PROBLEM REQUIREMENTS:
Could you copy every line from the material below in which "velocity" appears?
── DATA ROWS ──
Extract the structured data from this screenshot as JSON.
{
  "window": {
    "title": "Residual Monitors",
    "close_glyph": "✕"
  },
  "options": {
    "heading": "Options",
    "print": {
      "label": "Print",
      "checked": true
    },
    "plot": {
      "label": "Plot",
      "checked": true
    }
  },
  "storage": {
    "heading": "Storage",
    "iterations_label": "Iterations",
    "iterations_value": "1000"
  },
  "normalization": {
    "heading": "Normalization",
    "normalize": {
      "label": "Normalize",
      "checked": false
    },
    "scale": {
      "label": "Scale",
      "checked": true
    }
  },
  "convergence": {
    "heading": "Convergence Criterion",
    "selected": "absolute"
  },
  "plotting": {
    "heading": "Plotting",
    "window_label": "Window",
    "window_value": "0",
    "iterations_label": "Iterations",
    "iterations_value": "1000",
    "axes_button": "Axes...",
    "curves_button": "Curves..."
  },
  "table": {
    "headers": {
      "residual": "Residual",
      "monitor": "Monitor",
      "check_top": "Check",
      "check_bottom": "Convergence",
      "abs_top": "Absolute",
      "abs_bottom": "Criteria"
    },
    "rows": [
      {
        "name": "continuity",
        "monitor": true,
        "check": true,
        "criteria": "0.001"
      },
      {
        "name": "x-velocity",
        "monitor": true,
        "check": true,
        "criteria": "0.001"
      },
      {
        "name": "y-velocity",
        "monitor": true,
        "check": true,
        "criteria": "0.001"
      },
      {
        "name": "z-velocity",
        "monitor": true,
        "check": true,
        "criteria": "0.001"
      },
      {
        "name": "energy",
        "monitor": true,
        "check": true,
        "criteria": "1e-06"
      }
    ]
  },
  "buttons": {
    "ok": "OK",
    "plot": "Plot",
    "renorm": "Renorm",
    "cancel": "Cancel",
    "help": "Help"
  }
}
───
WORKED SOLUTION:
        "name": "x-velocity",
        "name": "y-velocity",
        "name": "z-velocity",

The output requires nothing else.